**** RECORDS SHOWN

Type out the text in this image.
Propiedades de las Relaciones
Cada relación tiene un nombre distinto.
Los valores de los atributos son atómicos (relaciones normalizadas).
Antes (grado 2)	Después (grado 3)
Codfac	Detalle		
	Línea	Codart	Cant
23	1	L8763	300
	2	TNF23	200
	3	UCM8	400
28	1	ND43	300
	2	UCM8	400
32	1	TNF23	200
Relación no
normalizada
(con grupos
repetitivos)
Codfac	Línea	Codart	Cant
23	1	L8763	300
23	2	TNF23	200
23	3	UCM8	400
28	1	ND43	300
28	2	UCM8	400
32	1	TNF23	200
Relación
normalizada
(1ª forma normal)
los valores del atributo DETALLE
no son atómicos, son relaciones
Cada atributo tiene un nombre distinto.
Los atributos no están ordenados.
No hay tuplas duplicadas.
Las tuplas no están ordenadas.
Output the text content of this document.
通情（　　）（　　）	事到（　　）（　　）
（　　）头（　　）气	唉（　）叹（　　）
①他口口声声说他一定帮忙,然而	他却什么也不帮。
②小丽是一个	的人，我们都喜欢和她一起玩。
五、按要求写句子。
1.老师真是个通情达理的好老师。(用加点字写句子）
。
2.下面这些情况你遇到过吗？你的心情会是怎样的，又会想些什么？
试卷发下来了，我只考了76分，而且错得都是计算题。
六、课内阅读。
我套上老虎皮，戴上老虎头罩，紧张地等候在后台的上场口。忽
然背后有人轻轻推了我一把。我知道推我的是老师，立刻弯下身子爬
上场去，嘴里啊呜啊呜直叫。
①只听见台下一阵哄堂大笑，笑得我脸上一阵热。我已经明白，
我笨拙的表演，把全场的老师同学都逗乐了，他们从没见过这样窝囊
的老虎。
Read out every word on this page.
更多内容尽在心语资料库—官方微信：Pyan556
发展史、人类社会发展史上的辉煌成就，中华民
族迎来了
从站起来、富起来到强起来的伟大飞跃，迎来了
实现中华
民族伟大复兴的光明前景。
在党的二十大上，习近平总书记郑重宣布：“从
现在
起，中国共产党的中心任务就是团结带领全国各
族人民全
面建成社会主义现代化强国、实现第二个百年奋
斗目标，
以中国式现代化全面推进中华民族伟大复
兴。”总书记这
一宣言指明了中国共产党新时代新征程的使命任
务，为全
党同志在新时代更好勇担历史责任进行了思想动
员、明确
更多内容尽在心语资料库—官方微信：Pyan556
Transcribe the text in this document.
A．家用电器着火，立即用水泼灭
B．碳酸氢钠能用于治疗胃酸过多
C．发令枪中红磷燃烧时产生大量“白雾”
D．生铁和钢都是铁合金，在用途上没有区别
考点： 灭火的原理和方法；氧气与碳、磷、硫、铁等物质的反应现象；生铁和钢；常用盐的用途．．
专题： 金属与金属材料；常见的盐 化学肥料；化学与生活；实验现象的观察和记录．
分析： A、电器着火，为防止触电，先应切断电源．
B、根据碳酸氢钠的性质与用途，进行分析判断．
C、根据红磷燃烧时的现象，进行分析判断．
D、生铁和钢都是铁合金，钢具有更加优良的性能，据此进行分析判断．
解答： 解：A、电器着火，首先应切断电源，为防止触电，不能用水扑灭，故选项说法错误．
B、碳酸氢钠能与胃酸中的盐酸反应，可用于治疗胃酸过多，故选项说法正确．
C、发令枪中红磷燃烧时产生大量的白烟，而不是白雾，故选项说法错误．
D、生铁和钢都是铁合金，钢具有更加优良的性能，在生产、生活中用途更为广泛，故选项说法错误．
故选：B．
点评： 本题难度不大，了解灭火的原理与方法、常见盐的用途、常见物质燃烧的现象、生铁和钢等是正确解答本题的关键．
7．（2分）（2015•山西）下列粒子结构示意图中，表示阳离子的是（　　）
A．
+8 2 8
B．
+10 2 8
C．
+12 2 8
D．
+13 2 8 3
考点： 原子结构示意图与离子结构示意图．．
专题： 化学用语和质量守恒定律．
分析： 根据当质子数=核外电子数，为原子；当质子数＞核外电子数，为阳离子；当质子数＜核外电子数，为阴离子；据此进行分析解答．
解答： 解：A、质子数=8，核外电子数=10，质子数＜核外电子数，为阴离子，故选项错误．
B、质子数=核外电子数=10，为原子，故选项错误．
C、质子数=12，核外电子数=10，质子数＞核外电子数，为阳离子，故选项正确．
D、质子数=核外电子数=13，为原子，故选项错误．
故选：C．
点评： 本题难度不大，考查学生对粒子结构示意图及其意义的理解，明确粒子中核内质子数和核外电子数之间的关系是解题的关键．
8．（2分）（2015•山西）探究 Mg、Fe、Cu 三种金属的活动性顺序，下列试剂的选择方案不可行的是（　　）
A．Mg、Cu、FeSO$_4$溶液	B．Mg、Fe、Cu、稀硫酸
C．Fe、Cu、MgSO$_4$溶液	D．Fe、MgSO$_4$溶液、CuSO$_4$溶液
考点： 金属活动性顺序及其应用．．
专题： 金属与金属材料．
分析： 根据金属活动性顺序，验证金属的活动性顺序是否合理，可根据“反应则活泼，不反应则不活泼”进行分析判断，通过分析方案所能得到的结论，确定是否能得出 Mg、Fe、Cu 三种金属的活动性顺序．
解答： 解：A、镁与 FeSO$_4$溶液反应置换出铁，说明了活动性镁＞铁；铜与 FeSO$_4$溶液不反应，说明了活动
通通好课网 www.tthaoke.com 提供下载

********

◆ **AIM OF THE TASK**:
Write down every line of the data exactly as it appears above.

◆ **RESPONSE TO THIS EXERCISE**:
Type out the text in this image.
Propiedades de las Relaciones
Cada relación tiene un nombre distinto.
Los valores de los atributos son atómicos (relaciones normalizadas).
Antes (grado 2)	Después (grado 3)
Codfac	Detalle		
	Línea	Codart	Cant
23	1	L8763	300
	2	TNF23	200
	3	UCM8	400
28	1	ND43	300
	2	UCM8	400
32	1	TNF23	200
Relación no
normalizada
(con grupos
repetitivos)
Codfac	Línea	Codart	Cant
23	1	L8763	300
23	2	TNF23	200
23	3	UCM8	400
28	1	ND43	300
28	2	UCM8	400
32	1	TNF23	200
Relación
normalizada
(1ª forma normal)
los valores del atributo DETALLE
no son atómicos, son relaciones
Cada atributo tiene un nombre distinto.
Los atributos no están ordenados.
No hay tuplas duplicadas.
Las tuplas no están ordenadas.
Output the text content of this document.
通情（　　）（　　）	事到（　　）（　　）
（　　）头（　　）气	唉（　）叹（　　）
①他口口声声说他一定帮忙,然而	他却什么也不帮。
②小丽是一个	的人，我们都喜欢和她一起玩。
五、按要求写句子。
1.老师真是个通情达理的好老师。(用加点字写句子）
。
2.下面这些情况你遇到过吗？你的心情会是怎样的，又会想些什么？
试卷发下来了，我只考了76分，而且错得都是计算题。
六、课内阅读。
我套上老虎皮，戴上老虎头罩，紧张地等候在后台的上场口。忽
然背后有人轻轻推了我一把。我知道推我的是老师，立刻弯下身子爬
上场去，嘴里啊呜啊呜直叫。
①只听见台下一阵哄堂大笑，笑得我脸上一阵热。我已经明白，
我笨拙的表演，把全场的老师同学都逗乐了，他们从没见过这样窝囊
的老虎。
Read out every word on this page.
更多内容尽在心语资料库—官方微信：Pyan556
发展史、人类社会发展史上的辉煌成就，中华民
族迎来了
从站起来、富起来到强起来的伟大飞跃，迎来了
实现中华
民族伟大复兴的光明前景。
在党的二十大上，习近平总书记郑重宣布：“从
现在
起，中国共产党的中心任务就是团结带领全国各
族人民全
面建成社会主义现代化强国、实现第二个百年奋
斗目标，
以中国式现代化全面推进中华民族伟大复
兴。”总书记这
一宣言指明了中国共产党新时代新征程的使命任
务，为全
党同志在新时代更好勇担历史责任进行了思想动
员、明确
更多内容尽在心语资料库—官方微信：Pyan556
Transcribe the text in this document.
A．家用电器着火，立即用水泼灭
B．碳酸氢钠能用于治疗胃酸过多
C．发令枪中红磷燃烧时产生大量“白雾”
D．生铁和钢都是铁合金，在用途上没有区别
考点： 灭火的原理和方法；氧气与碳、磷、硫、铁等物质的反应现象；生铁和钢；常用盐的用途．．
专题： 金属与金属材料；常见的盐 化学肥料；化学与生活；实验现象的观察和记录．
分析： A、电器着火，为防止触电，先应切断电源．
B、根据碳酸氢钠的性质与用途，进行分析判断．
C、根据红磷燃烧时的现象，进行分析判断．
D、生铁和钢都是铁合金，钢具有更加优良的性能，据此进行分析判断．
解答： 解：A、电器着火，首先应切断电源，为防止触电，不能用水扑灭，故选项说法错误．
B、碳酸氢钠能与胃酸中的盐酸反应，可用于治疗胃酸过多，故选项说法正确．
C、发令枪中红磷燃烧时产生大量的白烟，而不是白雾，故选项说法错误．
D、生铁和钢都是铁合金，钢具有更加优良的性能，在生产、生活中用途更为广泛，故选项说法错误．
故选：B．
点评： 本题难度不大，了解灭火的原理与方法、常见盐的用途、常见物质燃烧的现象、生铁和钢等是正确解答本题的关键．
7．（2分）（2015•山西）下列粒子结构示意图中，表示阳离子的是（　　）
A．
+8 2 8
B．
+10 2 8
C．
+12 2 8
D．
+13 2 8 3
考点： 原子结构示意图与离子结构示意图．．
专题： 化学用语和质量守恒定律．
分析： 根据当质子数=核外电子数，为原子；当质子数＞核外电子数，为阳离子；当质子数＜核外电子数，为阴离子；据此进行分析解答．
解答： 解：A、质子数=8，核外电子数=10，质子数＜核外电子数，为阴离子，故选项错误．
B、质子数=核外电子数=10，为原子，故选项错误．
C、质子数=12，核外电子数=10，质子数＞核外电子数，为阳离子，故选项正确．
D、质子数=核外电子数=13，为原子，故选项错误．
故选：C．
点评： 本题难度不大，考查学生对粒子结构示意图及其意义的理解，明确粒子中核内质子数和核外电子数之间的关系是解题的关键．
8．（2分）（2015•山西）探究 Mg、Fe、Cu 三种金属的活动性顺序，下列试剂的选择方案不可行的是（　　）
A．Mg、Cu、FeSO$_4$溶液	B．Mg、Fe、Cu、稀硫酸
C．Fe、Cu、MgSO$_4$溶液	D．Fe、MgSO$_4$溶液、CuSO$_4$溶液
考点： 金属活动性顺序及其应用．．
专题： 金属与金属材料．
分析： 根据金属活动性顺序，验证金属的活动性顺序是否合理，可根据“反应则活泼，不反应则不活泼”进行分析判断，通过分析方案所能得到的结论，确定是否能得出 Mg、Fe、Cu 三种金属的活动性顺序．
解答： 解：A、镁与 FeSO$_4$溶液反应置换出铁，说明了活动性镁＞铁；铜与 FeSO$_4$溶液不反应，说明了活动
通通好课网 www.tthaoke.com 提供下载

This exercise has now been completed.